__ASSIGNMENT__:
Would you please copy each line of the data in which the string "York" occurs?

-- TASK MATERIAL follows --

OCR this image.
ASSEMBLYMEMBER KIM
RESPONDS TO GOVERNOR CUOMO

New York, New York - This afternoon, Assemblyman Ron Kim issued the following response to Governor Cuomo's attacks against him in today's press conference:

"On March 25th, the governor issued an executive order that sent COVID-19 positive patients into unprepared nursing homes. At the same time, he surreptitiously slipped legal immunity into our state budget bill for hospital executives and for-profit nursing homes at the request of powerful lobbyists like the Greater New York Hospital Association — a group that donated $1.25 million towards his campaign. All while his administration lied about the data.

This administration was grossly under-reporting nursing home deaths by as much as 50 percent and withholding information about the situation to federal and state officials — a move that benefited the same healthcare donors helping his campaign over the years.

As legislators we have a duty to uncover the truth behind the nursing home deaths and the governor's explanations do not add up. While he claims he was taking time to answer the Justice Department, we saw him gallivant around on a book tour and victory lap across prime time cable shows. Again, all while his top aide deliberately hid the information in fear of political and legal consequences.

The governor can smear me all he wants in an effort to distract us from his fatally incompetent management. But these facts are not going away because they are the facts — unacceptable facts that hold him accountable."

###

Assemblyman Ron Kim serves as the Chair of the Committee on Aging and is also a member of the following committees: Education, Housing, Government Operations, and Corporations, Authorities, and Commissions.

-- TASK MATERIAL concluded --

__RESPONSE TO THIS EXERCISE__:
New York, New York - This afternoon, Assemblyman Ron Kim issued the following response to Governor Cuomo's attacks against him in today's press conference:
"On March 25th, the governor issued an executive order that sent COVID-19 positive patients into unprepared nursing homes. At the same time, he surreptitiously slipped legal immunity into our state budget bill for hospital executives and for-profit nursing homes at the request of powerful lobbyists like the Greater New York Hospital Association — a group that donated $1.25 million towards his campaign. All while his administration lied about the data.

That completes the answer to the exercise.